===== Given entries =====
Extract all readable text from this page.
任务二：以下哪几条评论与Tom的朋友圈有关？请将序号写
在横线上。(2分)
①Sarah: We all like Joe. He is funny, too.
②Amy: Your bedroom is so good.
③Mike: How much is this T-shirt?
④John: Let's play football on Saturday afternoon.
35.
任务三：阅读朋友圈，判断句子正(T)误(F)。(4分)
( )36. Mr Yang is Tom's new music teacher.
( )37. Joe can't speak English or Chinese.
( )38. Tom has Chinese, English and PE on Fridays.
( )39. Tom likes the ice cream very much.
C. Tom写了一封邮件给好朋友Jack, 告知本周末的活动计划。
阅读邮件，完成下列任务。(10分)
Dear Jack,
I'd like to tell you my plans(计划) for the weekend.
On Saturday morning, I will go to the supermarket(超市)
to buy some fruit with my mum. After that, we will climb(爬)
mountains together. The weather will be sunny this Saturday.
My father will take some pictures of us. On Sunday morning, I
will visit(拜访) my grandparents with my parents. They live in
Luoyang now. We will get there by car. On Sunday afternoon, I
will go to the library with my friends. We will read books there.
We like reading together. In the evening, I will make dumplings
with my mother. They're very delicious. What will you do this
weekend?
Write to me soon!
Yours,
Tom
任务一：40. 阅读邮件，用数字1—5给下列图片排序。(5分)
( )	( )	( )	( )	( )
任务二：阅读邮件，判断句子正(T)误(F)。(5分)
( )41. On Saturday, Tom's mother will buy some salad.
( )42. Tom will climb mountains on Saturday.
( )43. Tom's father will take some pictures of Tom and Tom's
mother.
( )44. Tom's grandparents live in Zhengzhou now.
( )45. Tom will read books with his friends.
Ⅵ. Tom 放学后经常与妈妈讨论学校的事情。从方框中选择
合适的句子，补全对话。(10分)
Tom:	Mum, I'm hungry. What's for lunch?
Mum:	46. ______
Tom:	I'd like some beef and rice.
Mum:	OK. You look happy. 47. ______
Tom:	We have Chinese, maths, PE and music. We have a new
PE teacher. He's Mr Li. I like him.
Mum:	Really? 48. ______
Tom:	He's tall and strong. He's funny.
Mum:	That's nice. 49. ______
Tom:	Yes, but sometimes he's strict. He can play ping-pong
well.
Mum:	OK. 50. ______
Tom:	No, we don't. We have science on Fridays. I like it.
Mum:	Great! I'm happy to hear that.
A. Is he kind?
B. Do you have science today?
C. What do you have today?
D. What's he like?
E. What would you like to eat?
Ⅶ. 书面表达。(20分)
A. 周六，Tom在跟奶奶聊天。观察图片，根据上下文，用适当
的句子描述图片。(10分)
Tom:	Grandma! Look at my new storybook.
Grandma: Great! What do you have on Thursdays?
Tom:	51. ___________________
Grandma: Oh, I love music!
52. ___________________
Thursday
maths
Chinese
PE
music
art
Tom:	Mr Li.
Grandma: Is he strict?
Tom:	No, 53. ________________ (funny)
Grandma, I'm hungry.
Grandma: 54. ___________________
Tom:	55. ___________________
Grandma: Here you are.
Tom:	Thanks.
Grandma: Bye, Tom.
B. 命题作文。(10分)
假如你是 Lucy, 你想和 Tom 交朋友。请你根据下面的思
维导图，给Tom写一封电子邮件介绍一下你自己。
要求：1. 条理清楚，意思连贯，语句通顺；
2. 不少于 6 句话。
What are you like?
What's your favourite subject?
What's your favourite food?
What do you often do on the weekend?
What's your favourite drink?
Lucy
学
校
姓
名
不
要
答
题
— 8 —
=====
===== Given entries =====
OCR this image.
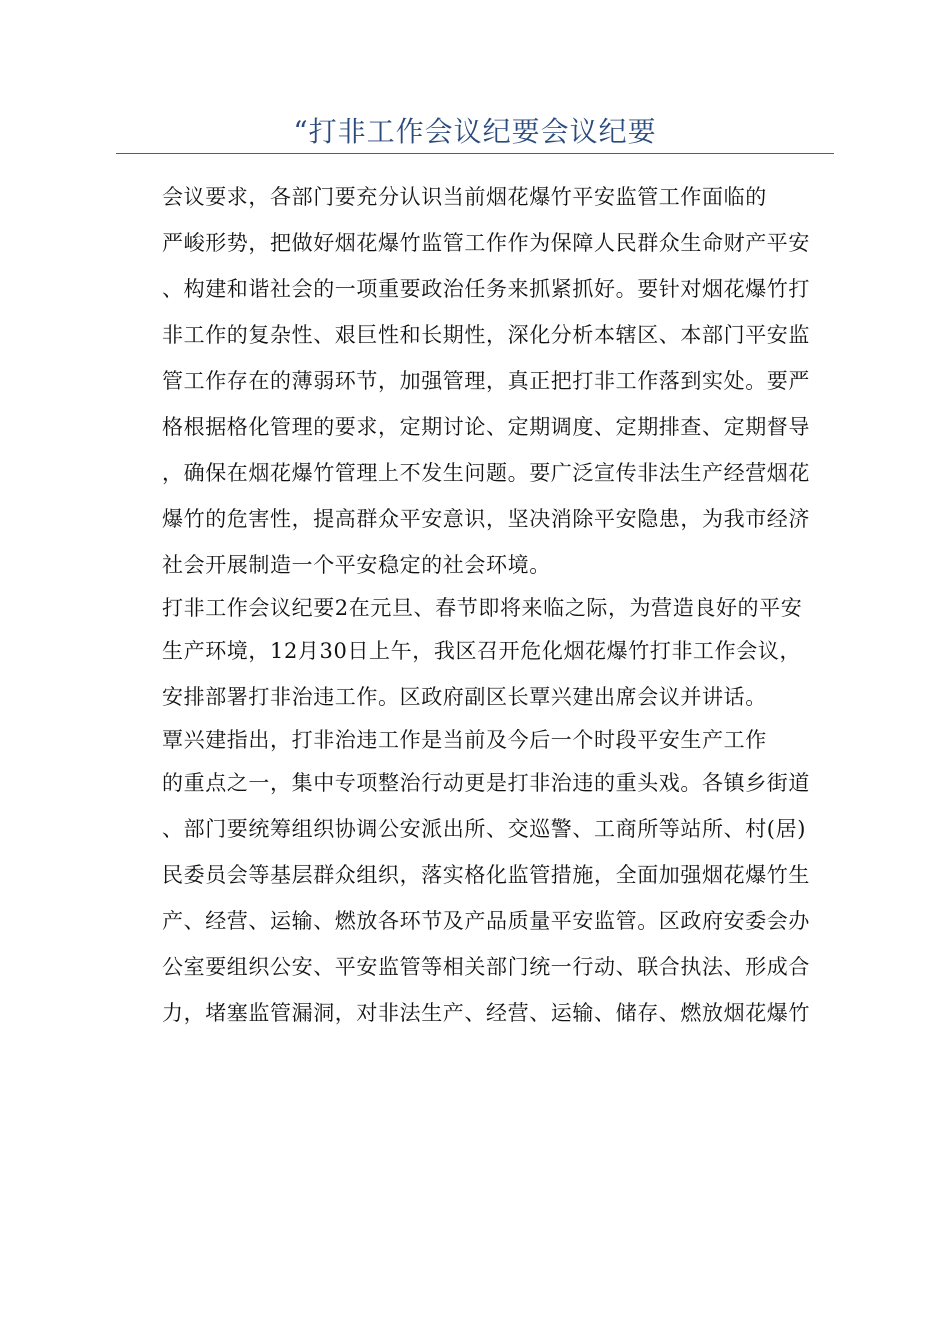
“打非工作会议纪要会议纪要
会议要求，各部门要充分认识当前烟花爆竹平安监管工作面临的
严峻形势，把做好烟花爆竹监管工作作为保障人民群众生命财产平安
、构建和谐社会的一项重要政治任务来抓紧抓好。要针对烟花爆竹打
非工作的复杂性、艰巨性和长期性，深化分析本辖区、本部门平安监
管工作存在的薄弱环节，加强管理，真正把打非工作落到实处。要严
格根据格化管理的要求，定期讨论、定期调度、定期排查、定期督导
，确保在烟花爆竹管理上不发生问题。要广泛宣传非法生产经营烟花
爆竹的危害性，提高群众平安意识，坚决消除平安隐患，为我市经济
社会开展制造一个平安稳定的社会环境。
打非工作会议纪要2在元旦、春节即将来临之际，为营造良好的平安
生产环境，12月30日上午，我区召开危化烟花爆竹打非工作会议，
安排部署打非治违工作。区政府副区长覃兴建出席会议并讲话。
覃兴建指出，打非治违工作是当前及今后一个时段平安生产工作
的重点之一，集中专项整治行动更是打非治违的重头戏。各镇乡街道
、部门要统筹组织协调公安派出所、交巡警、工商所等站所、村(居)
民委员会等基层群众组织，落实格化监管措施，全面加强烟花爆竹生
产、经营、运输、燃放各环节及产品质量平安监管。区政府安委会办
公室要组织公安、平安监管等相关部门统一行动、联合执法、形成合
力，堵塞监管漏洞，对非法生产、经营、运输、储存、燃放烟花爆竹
=====
# Goal of the exercise:
Look through the entries above for the word "pictures". Copy every line where it shows up.

# Response for this exercise:
My father will take some pictures of us. On Sunday morning, I
( )43. Tom's father will take some pictures of Tom and Tom's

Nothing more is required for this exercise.